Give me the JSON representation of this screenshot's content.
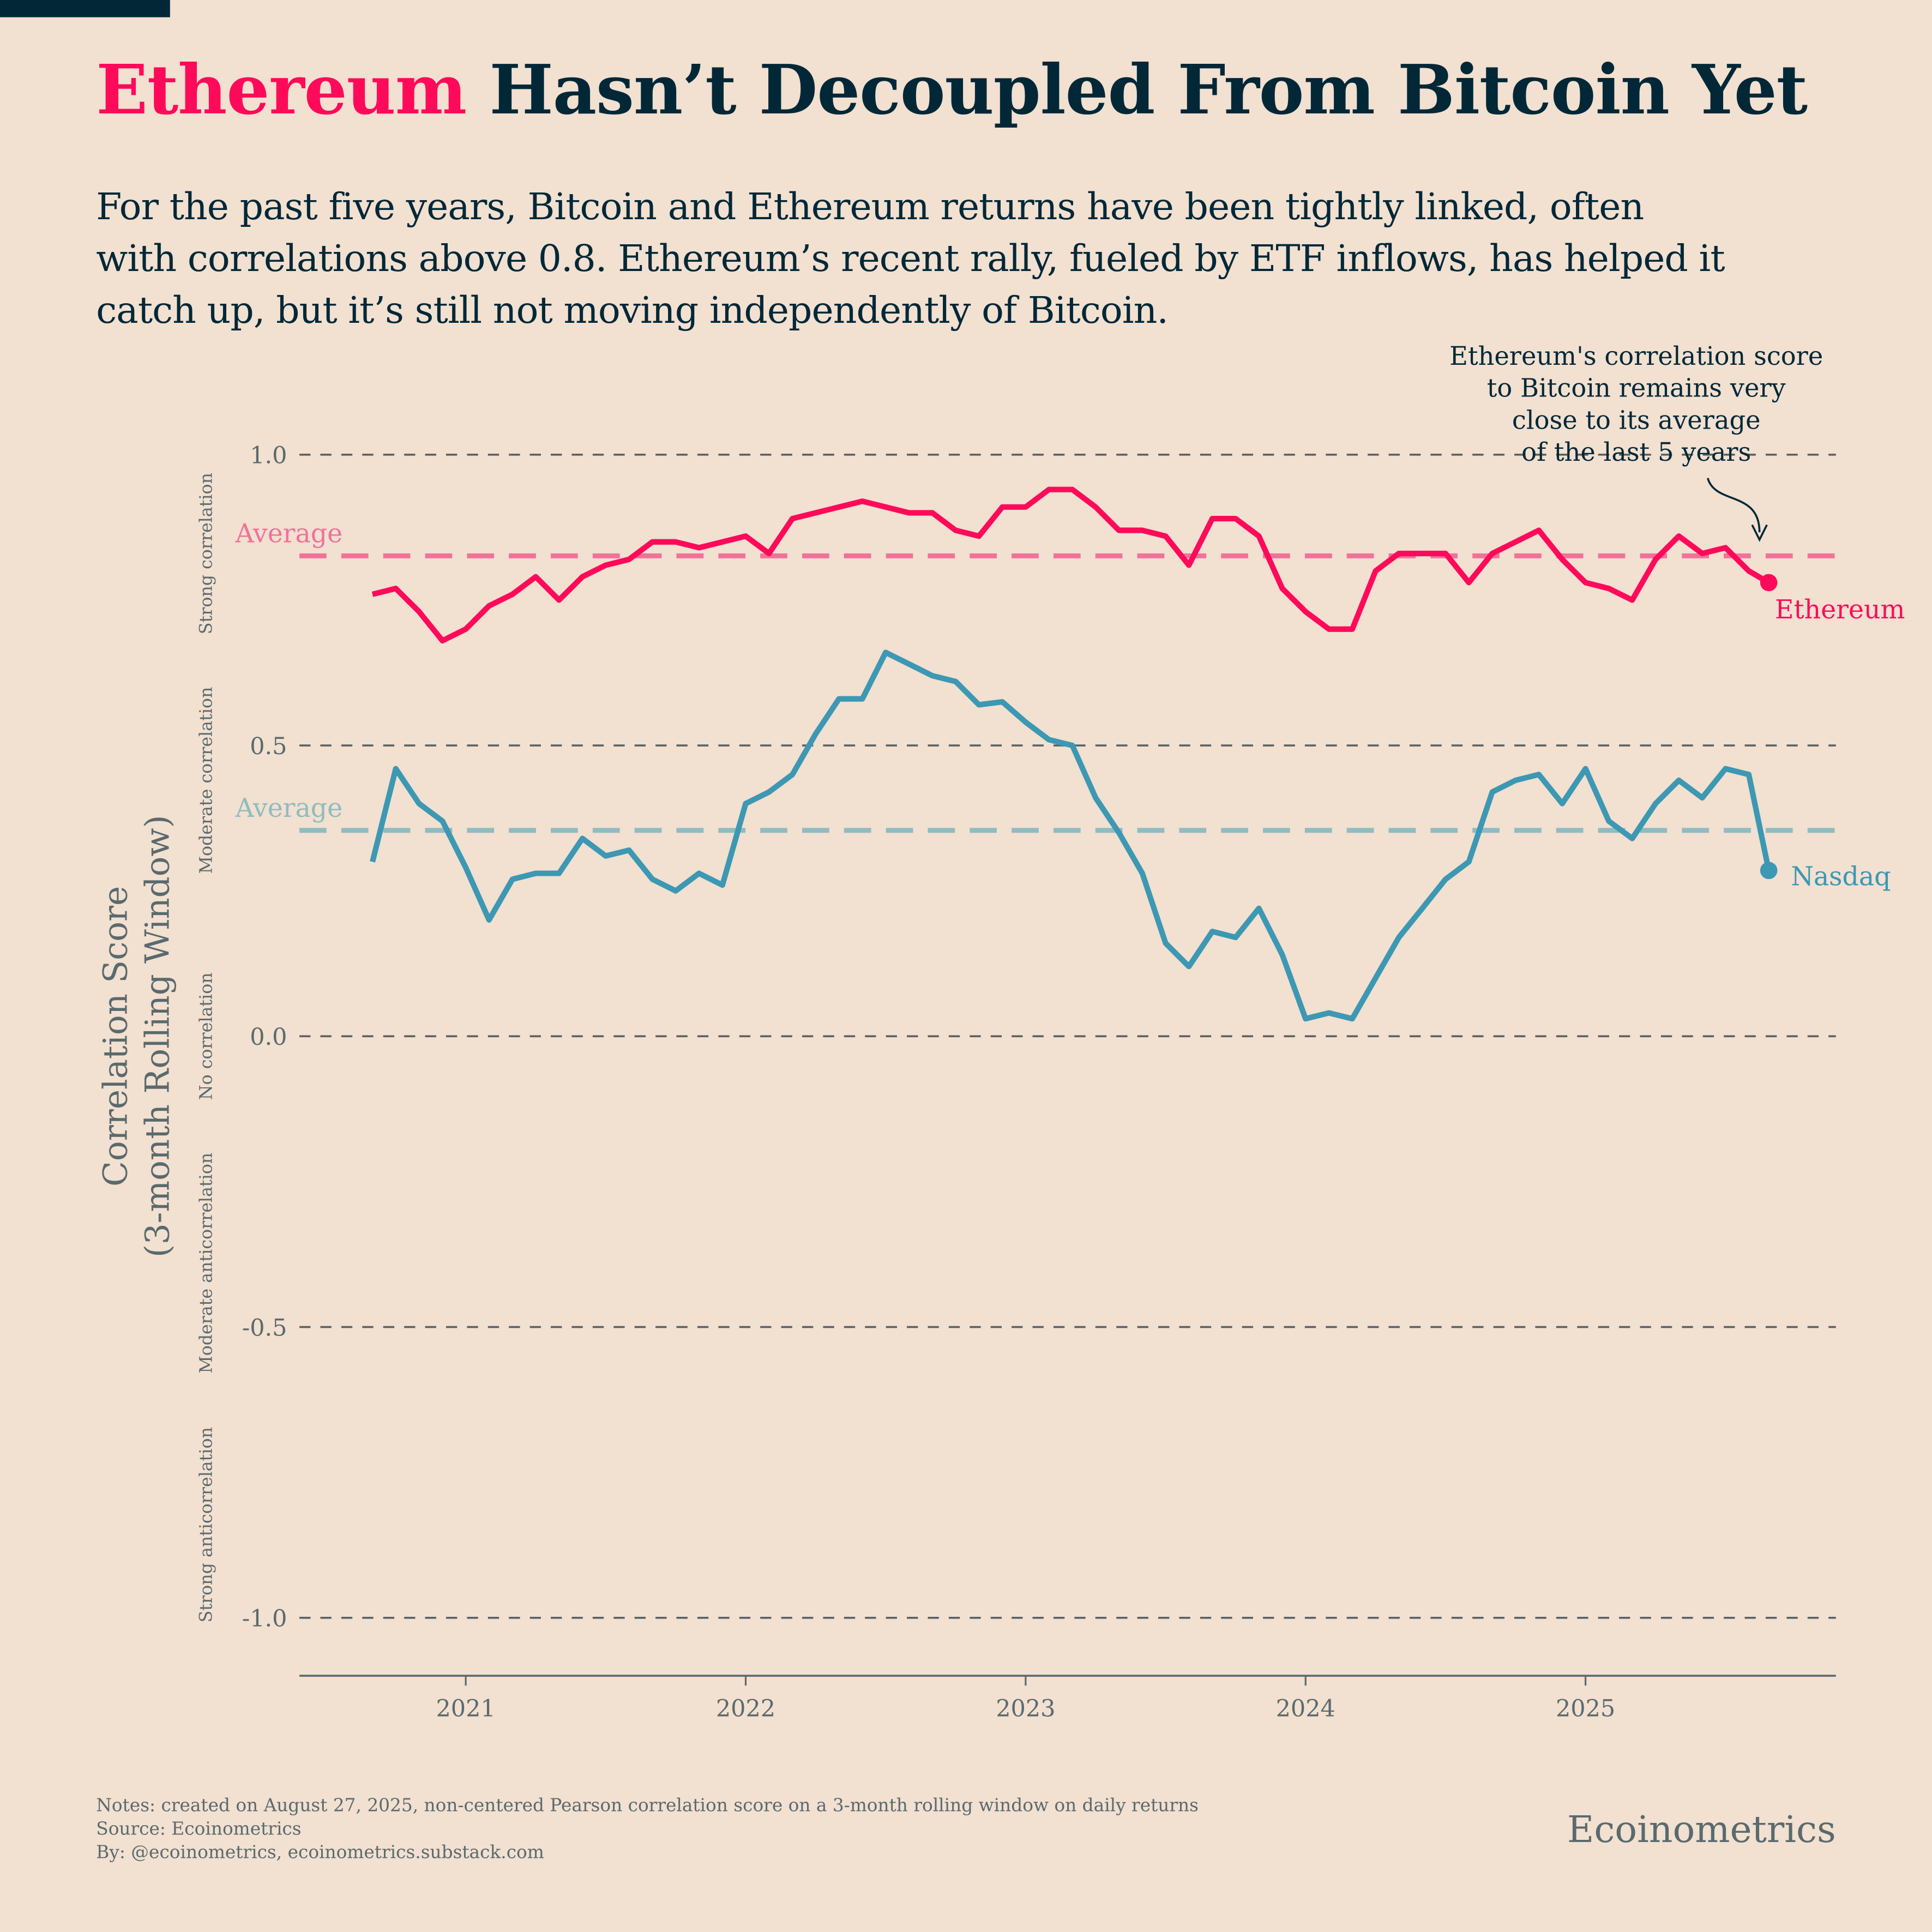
{
  "header": {
    "title_highlight": "Ethereum",
    "title_rest": " Hasn’t Decoupled From Bitcoin Yet",
    "subtitle": "For the past five years, Bitcoin and Ethereum returns have been tightly linked, often with correlations above 0.8. Ethereum’s recent rally, fueled by ETF inflows, has helped it catch up, but it’s still not moving independently of Bitcoin."
  },
  "footer": {
    "notes": "Notes: created on August 27, 2025, non-centered Pearson correlation score on a 3-month rolling window on daily returns",
    "source": "Source: Ecoinometrics",
    "by": "By: @ecoinometrics, ecoinometrics.substack.com",
    "brand": "Ecoinometrics"
  },
  "colors": {
    "background": "#f2e0d0",
    "ethereum": "#ff0a5a",
    "nasdaq": "#3c98b3",
    "ethereum_average": "#f0729a",
    "nasdaq_average": "#8fbcc0",
    "text_dark": "#022838",
    "text_grey": "#5a6a6e"
  },
  "chart_data": {
    "type": "line",
    "ylabel_line1": "Correlation Score",
    "ylabel_line2": "(3-month Rolling Window)",
    "ylim": [
      -1.1,
      1.1
    ],
    "yticks": [
      "1.0",
      "0.5",
      "0.0",
      "-0.5",
      "-1.0"
    ],
    "ytick_values": [
      1.0,
      0.5,
      0.0,
      -0.5,
      -1.0
    ],
    "xticks": [
      "2021",
      "2022",
      "2023",
      "2024",
      "2025"
    ],
    "grid": "horizontal dashed",
    "zones": [
      {
        "label": "Strong correlation",
        "center": 0.83
      },
      {
        "label": "Moderate correlation",
        "center": 0.44
      },
      {
        "label": "No correlation",
        "center": 0.0
      },
      {
        "label": "Moderate anticorrelation",
        "center": -0.39
      },
      {
        "label": "Strong anticorrelation",
        "center": -0.84
      }
    ],
    "x": [
      "2020-09",
      "2020-10",
      "2020-11",
      "2020-12",
      "2021-01",
      "2021-02",
      "2021-03",
      "2021-04",
      "2021-05",
      "2021-06",
      "2021-07",
      "2021-08",
      "2021-09",
      "2021-10",
      "2021-11",
      "2021-12",
      "2022-01",
      "2022-02",
      "2022-03",
      "2022-04",
      "2022-05",
      "2022-06",
      "2022-07",
      "2022-08",
      "2022-09",
      "2022-10",
      "2022-11",
      "2022-12",
      "2023-01",
      "2023-02",
      "2023-03",
      "2023-04",
      "2023-05",
      "2023-06",
      "2023-07",
      "2023-08",
      "2023-09",
      "2023-10",
      "2023-11",
      "2023-12",
      "2024-01",
      "2024-02",
      "2024-03",
      "2024-04",
      "2024-05",
      "2024-06",
      "2024-07",
      "2024-08",
      "2024-09",
      "2024-10",
      "2024-11",
      "2024-12",
      "2025-01",
      "2025-02",
      "2025-03",
      "2025-04",
      "2025-05",
      "2025-06",
      "2025-07",
      "2025-08",
      "2025-08-27"
    ],
    "series": [
      {
        "name": "Ethereum",
        "values": [
          0.76,
          0.77,
          0.73,
          0.68,
          0.7,
          0.74,
          0.76,
          0.79,
          0.75,
          0.79,
          0.81,
          0.82,
          0.85,
          0.85,
          0.84,
          0.85,
          0.86,
          0.83,
          0.89,
          0.9,
          0.91,
          0.92,
          0.91,
          0.9,
          0.9,
          0.87,
          0.86,
          0.91,
          0.91,
          0.94,
          0.94,
          0.91,
          0.87,
          0.87,
          0.86,
          0.81,
          0.89,
          0.89,
          0.86,
          0.77,
          0.73,
          0.7,
          0.7,
          0.8,
          0.83,
          0.83,
          0.83,
          0.78,
          0.83,
          0.85,
          0.87,
          0.82,
          0.78,
          0.77,
          0.75,
          0.82,
          0.86,
          0.83,
          0.84,
          0.8,
          0.78
        ],
        "average": 0.826,
        "average_label": "Average"
      },
      {
        "name": "Nasdaq",
        "values": [
          0.3,
          0.46,
          0.4,
          0.37,
          0.29,
          0.2,
          0.27,
          0.28,
          0.28,
          0.34,
          0.31,
          0.32,
          0.27,
          0.25,
          0.28,
          0.26,
          0.4,
          0.42,
          0.45,
          0.52,
          0.58,
          0.58,
          0.66,
          0.64,
          0.62,
          0.61,
          0.57,
          0.575,
          0.54,
          0.51,
          0.5,
          0.41,
          0.35,
          0.28,
          0.16,
          0.12,
          0.18,
          0.17,
          0.22,
          0.14,
          0.03,
          0.04,
          0.03,
          0.1,
          0.17,
          0.22,
          0.27,
          0.3,
          0.42,
          0.44,
          0.45,
          0.4,
          0.46,
          0.37,
          0.34,
          0.4,
          0.44,
          0.41,
          0.46,
          0.45,
          0.285
        ],
        "average": 0.354,
        "average_label": "Average"
      }
    ],
    "annotation": "Ethereum's correlation score to Bitcoin remains very close to its average of the last 5 years",
    "annotation_lines": [
      "Ethereum's correlation score",
      "to Bitcoin remains very",
      "close to its average",
      "of the last 5 years"
    ]
  }
}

━━━━━━━━━━

Instruction
Your copy of the data should match it exactly, except that pictures are left out.

Result of the task
Give me the JSON representation of this screenshot's content.
{
  "header": {
    "title_highlight": "Ethereum",
    "title_rest": " Hasn’t Decoupled From Bitcoin Yet",
    "subtitle": "For the past five years, Bitcoin and Ethereum returns have been tightly linked, often with correlations above 0.8. Ethereum’s recent rally, fueled by ETF inflows, has helped it catch up, but it’s still not moving independently of Bitcoin."
  },
  "footer": {
    "notes": "Notes: created on August 27, 2025, non-centered Pearson correlation score on a 3-month rolling window on daily returns",
    "source": "Source: Ecoinometrics",
    "by": "By: @ecoinometrics, ecoinometrics.substack.com",
    "brand": "Ecoinometrics"
  },
  "colors": {
    "background": "#f2e0d0",
    "ethereum": "#ff0a5a",
    "nasdaq": "#3c98b3",
    "ethereum_average": "#f0729a",
    "nasdaq_average": "#8fbcc0",
    "text_dark": "#022838",
    "text_grey": "#5a6a6e"
  },
  "chart_data": {
    "type": "line",
    "ylabel_line1": "Correlation Score",
    "ylabel_line2": "(3-month Rolling Window)",
    "ylim": [
      -1.1,
      1.1
    ],
    "yticks": [
      "1.0",
      "0.5",
      "0.0",
      "-0.5",
      "-1.0"
    ],
    "ytick_values": [
      1.0,
      0.5,
      0.0,
      -0.5,
      -1.0
    ],
    "xticks": [
      "2021",
      "2022",
      "2023",
      "2024",
      "2025"
    ],
    "grid": "horizontal dashed",
    "zones": [
      {
        "label": "Strong correlation",
        "center": 0.83
      },
      {
        "label": "Moderate correlation",
        "center": 0.44
      },
      {
        "label": "No correlation",
        "center": 0.0
      },
      {
        "label": "Moderate anticorrelation",
        "center": -0.39
      },
      {
        "label": "Strong anticorrelation",
        "center": -0.84
      }
    ],
    "x": [
      "2020-09",
      "2020-10",
      "2020-11",
      "2020-12",
      "2021-01",
      "2021-02",
      "2021-03",
      "2021-04",
      "2021-05",
      "2021-06",
      "2021-07",
      "2021-08",
      "2021-09",
      "2021-10",
      "2021-11",
      "2021-12",
      "2022-01",
      "2022-02",
      "2022-03",
      "2022-04",
      "2022-05",
      "2022-06",
      "2022-07",
      "2022-08",
      "2022-09",
      "2022-10",
      "2022-11",
      "2022-12",
      "2023-01",
      "2023-02",
      "2023-03",
      "2023-04",
      "2023-05",
      "2023-06",
      "2023-07",
      "2023-08",
      "2023-09",
      "2023-10",
      "2023-11",
      "2023-12",
      "2024-01",
      "2024-02",
      "2024-03",
      "2024-04",
      "2024-05",
      "2024-06",
      "2024-07",
      "2024-08",
      "2024-09",
      "2024-10",
      "2024-11",
      "2024-12",
      "2025-01",
      "2025-02",
      "2025-03",
      "2025-04",
      "2025-05",
      "2025-06",
      "2025-07",
      "2025-08",
      "2025-08-27"
    ],
    "series": [
      {
        "name": "Ethereum",
        "values": [
          0.76,
          0.77,
          0.73,
          0.68,
          0.7,
          0.74,
          0.76,
          0.79,
          0.75,
          0.79,
          0.81,
          0.82,
          0.85,
          0.85,
          0.84,
          0.85,
          0.86,
          0.83,
          0.89,
          0.9,
          0.91,
          0.92,
          0.91,
          0.9,
          0.9,
          0.87,
          0.86,
          0.91,
          0.91,
          0.94,
          0.94,
          0.91,
          0.87,
          0.87,
          0.86,
          0.81,
          0.89,
          0.89,
          0.86,
          0.77,
          0.73,
          0.7,
          0.7,
          0.8,
          0.83,
          0.83,
          0.83,
          0.78,
          0.83,
          0.85,
          0.87,
          0.82,
          0.78,
          0.77,
          0.75,
          0.82,
          0.86,
          0.83,
          0.84,
          0.8,
          0.78
        ],
        "average": 0.826,
        "average_label": "Average"
      },
      {
        "name": "Nasdaq",
        "values": [
          0.3,
          0.46,
          0.4,
          0.37,
          0.29,
          0.2,
          0.27,
          0.28,
          0.28,
          0.34,
          0.31,
          0.32,
          0.27,
          0.25,
          0.28,
          0.26,
          0.4,
          0.42,
          0.45,
          0.52,
          0.58,
          0.58,
          0.66,
          0.64,
          0.62,
          0.61,
          0.57,
          0.575,
          0.54,
          0.51,
          0.5,
          0.41,
          0.35,
          0.28,
          0.16,
          0.12,
          0.18,
          0.17,
          0.22,
          0.14,
          0.03,
          0.04,
          0.03,
          0.1,
          0.17,
          0.22,
          0.27,
          0.3,
          0.42,
          0.44,
          0.45,
          0.4,
          0.46,
          0.37,
          0.34,
          0.4,
          0.44,
          0.41,
          0.46,
          0.45,
          0.285
        ],
        "average": 0.354,
        "average_label": "Average"
      }
    ],
    "annotation": "Ethereum's correlation score to Bitcoin remains very close to its average of the last 5 years",
    "annotation_lines": [
      "Ethereum's correlation score",
      "to Bitcoin remains very",
      "close to its average",
      "of the last 5 years"
    ]
  }
}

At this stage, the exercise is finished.